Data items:
****
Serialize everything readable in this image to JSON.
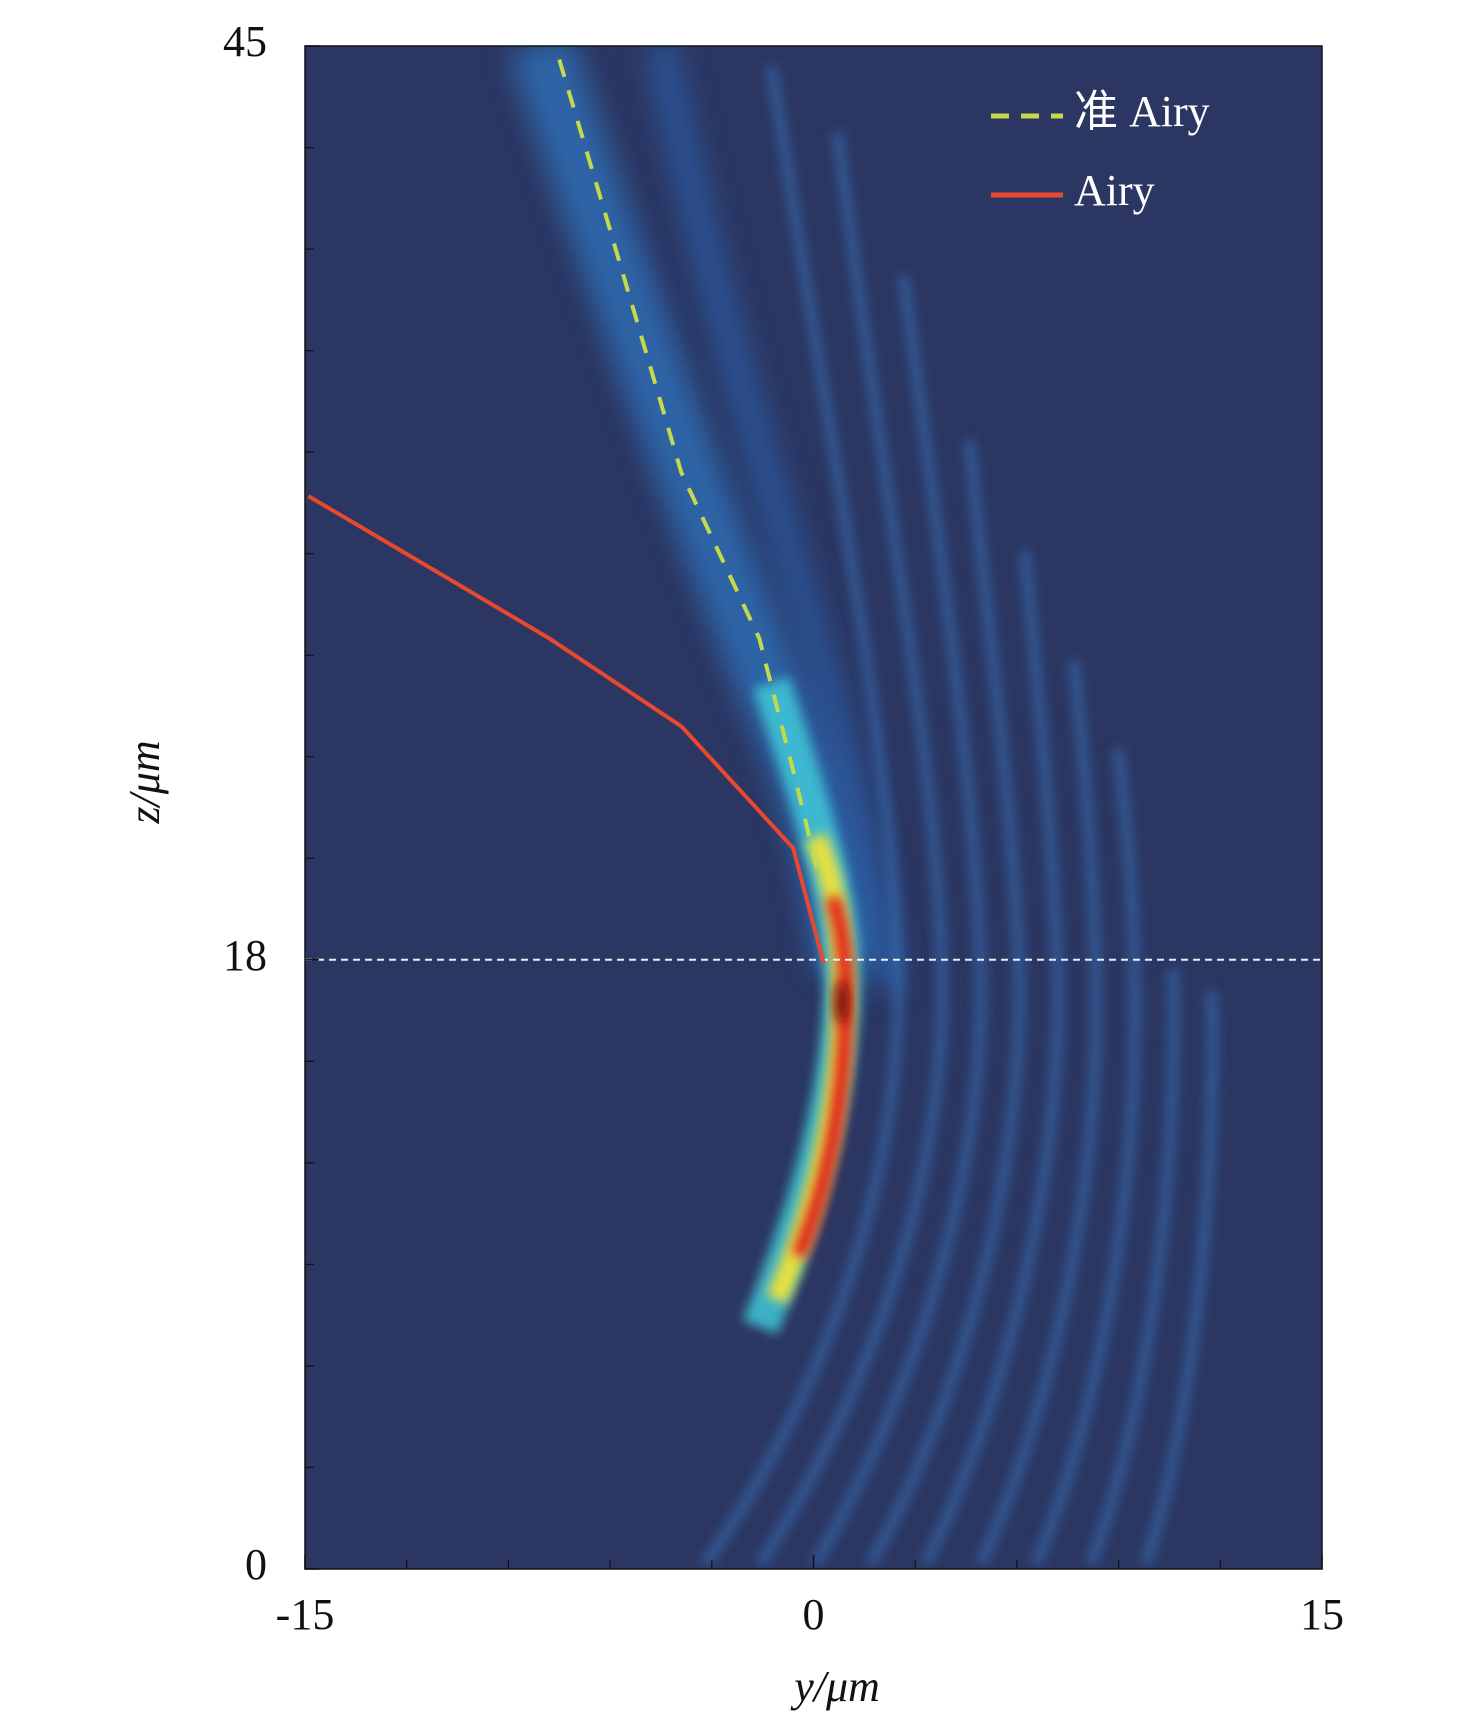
{
  "chart_data": {
    "type": "line",
    "xlabel": "y/μm",
    "ylabel": "z/μm",
    "xlim": [
      -15,
      15
    ],
    "xticks": [
      -15,
      0,
      15
    ],
    "ylim": [
      0,
      45
    ],
    "yticks": [
      0,
      18,
      45
    ],
    "xminorticks": [
      -12,
      -9,
      -6,
      -3,
      3,
      6,
      9,
      12
    ],
    "yminorticks": [
      3,
      6,
      9,
      12,
      15,
      21,
      24,
      27,
      30,
      33,
      36,
      39,
      42
    ],
    "hline": 18,
    "legend": "upper right",
    "series": [
      {
        "name": "准 Airy",
        "color": "#c5d94a",
        "dash": true,
        "x": [
          -7.5,
          -6.1,
          -3.9,
          -1.6,
          -0.6,
          0.2
        ],
        "values": [
          44.6,
          39.9,
          32.4,
          27.5,
          23.6,
          20.3
        ]
      },
      {
        "name": "Airy",
        "color": "#e8482e",
        "dash": false,
        "x": [
          -14.9,
          -11,
          -7.8,
          -3.9,
          -0.6,
          0.3
        ],
        "values": [
          31.7,
          29.4,
          27.5,
          24.9,
          21.3,
          17.9
        ]
      }
    ]
  }
}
****
### Problem to solve
Return the records exactly. Don't carry the pictures over.

### Result below
Serialize everything readable in this image to JSON.
{
  "chart_data": {
    "type": "line",
    "xlabel": "y/μm",
    "ylabel": "z/μm",
    "xlim": [
      -15,
      15
    ],
    "xticks": [
      -15,
      0,
      15
    ],
    "ylim": [
      0,
      45
    ],
    "yticks": [
      0,
      18,
      45
    ],
    "xminorticks": [
      -12,
      -9,
      -6,
      -3,
      3,
      6,
      9,
      12
    ],
    "yminorticks": [
      3,
      6,
      9,
      12,
      15,
      21,
      24,
      27,
      30,
      33,
      36,
      39,
      42
    ],
    "hline": 18,
    "legend": "upper right",
    "series": [
      {
        "name": "准 Airy",
        "color": "#c5d94a",
        "dash": true,
        "x": [
          -7.5,
          -6.1,
          -3.9,
          -1.6,
          -0.6,
          0.2
        ],
        "values": [
          44.6,
          39.9,
          32.4,
          27.5,
          23.6,
          20.3
        ]
      },
      {
        "name": "Airy",
        "color": "#e8482e",
        "dash": false,
        "x": [
          -14.9,
          -11,
          -7.8,
          -3.9,
          -0.6,
          0.3
        ],
        "values": [
          31.7,
          29.4,
          27.5,
          24.9,
          21.3,
          17.9
        ]
      }
    ]
  }
}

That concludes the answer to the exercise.